======== Given information

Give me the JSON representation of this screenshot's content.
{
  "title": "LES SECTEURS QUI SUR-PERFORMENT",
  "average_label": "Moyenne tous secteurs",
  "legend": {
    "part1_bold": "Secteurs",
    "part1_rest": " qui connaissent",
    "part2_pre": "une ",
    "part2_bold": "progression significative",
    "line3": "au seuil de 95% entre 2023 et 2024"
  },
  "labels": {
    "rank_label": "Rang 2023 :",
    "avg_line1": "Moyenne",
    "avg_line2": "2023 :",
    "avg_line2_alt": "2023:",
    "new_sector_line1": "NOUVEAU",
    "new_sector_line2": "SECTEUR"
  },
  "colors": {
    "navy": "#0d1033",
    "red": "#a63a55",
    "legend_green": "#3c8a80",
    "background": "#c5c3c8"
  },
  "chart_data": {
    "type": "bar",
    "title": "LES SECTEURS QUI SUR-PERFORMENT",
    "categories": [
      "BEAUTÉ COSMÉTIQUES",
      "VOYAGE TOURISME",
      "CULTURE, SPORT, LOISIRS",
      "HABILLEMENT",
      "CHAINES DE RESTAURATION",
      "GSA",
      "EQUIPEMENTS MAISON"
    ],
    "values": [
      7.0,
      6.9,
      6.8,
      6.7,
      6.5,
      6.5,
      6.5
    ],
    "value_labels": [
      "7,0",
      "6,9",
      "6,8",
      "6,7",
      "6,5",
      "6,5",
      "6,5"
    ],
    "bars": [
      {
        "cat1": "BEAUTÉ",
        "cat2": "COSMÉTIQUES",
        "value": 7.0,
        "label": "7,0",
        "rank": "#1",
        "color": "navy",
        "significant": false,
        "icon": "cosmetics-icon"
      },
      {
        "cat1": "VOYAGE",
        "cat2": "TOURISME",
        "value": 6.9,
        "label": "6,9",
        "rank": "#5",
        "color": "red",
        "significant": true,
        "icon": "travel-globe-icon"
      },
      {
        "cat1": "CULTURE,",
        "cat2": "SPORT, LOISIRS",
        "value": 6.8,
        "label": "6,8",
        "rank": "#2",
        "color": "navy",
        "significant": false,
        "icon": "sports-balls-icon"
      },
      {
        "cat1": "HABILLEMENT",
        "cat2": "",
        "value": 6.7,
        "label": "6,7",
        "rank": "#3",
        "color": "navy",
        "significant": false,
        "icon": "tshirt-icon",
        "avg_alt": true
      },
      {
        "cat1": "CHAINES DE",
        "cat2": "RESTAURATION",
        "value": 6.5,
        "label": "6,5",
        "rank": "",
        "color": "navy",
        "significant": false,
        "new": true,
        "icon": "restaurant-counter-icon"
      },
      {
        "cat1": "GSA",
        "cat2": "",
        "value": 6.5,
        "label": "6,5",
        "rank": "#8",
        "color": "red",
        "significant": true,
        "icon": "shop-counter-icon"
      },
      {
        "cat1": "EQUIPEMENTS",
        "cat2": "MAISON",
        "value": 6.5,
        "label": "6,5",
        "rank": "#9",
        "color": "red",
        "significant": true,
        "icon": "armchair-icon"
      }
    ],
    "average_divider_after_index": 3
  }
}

================

_Exercise requirements_. Output the records exactly, including every line.

_Task solution_.
Give me the JSON representation of this screenshot's content.
{
  "title": "LES SECTEURS QUI SUR-PERFORMENT",
  "average_label": "Moyenne tous secteurs",
  "legend": {
    "part1_bold": "Secteurs",
    "part1_rest": " qui connaissent",
    "part2_pre": "une ",
    "part2_bold": "progression significative",
    "line3": "au seuil de 95% entre 2023 et 2024"
  },
  "labels": {
    "rank_label": "Rang 2023 :",
    "avg_line1": "Moyenne",
    "avg_line2": "2023 :",
    "avg_line2_alt": "2023:",
    "new_sector_line1": "NOUVEAU",
    "new_sector_line2": "SECTEUR"
  },
  "colors": {
    "navy": "#0d1033",
    "red": "#a63a55",
    "legend_green": "#3c8a80",
    "background": "#c5c3c8"
  },
  "chart_data": {
    "type": "bar",
    "title": "LES SECTEURS QUI SUR-PERFORMENT",
    "categories": [
      "BEAUTÉ COSMÉTIQUES",
      "VOYAGE TOURISME",
      "CULTURE, SPORT, LOISIRS",
      "HABILLEMENT",
      "CHAINES DE RESTAURATION",
      "GSA",
      "EQUIPEMENTS MAISON"
    ],
    "values": [
      7.0,
      6.9,
      6.8,
      6.7,
      6.5,
      6.5,
      6.5
    ],
    "value_labels": [
      "7,0",
      "6,9",
      "6,8",
      "6,7",
      "6,5",
      "6,5",
      "6,5"
    ],
    "bars": [
      {
        "cat1": "BEAUTÉ",
        "cat2": "COSMÉTIQUES",
        "value": 7.0,
        "label": "7,0",
        "rank": "#1",
        "color": "navy",
        "significant": false,
        "icon": "cosmetics-icon"
      },
      {
        "cat1": "VOYAGE",
        "cat2": "TOURISME",
        "value": 6.9,
        "label": "6,9",
        "rank": "#5",
        "color": "red",
        "significant": true,
        "icon": "travel-globe-icon"
      },
      {
        "cat1": "CULTURE,",
        "cat2": "SPORT, LOISIRS",
        "value": 6.8,
        "label": "6,8",
        "rank": "#2",
        "color": "navy",
        "significant": false,
        "icon": "sports-balls-icon"
      },
      {
        "cat1": "HABILLEMENT",
        "cat2": "",
        "value": 6.7,
        "label": "6,7",
        "rank": "#3",
        "color": "navy",
        "significant": false,
        "icon": "tshirt-icon",
        "avg_alt": true
      },
      {
        "cat1": "CHAINES DE",
        "cat2": "RESTAURATION",
        "value": 6.5,
        "label": "6,5",
        "rank": "",
        "color": "navy",
        "significant": false,
        "new": true,
        "icon": "restaurant-counter-icon"
      },
      {
        "cat1": "GSA",
        "cat2": "",
        "value": 6.5,
        "label": "6,5",
        "rank": "#8",
        "color": "red",
        "significant": true,
        "icon": "shop-counter-icon"
      },
      {
        "cat1": "EQUIPEMENTS",
        "cat2": "MAISON",
        "value": 6.5,
        "label": "6,5",
        "rank": "#9",
        "color": "red",
        "significant": true,
        "icon": "armchair-icon"
      }
    ],
    "average_divider_after_index": 3
  }
}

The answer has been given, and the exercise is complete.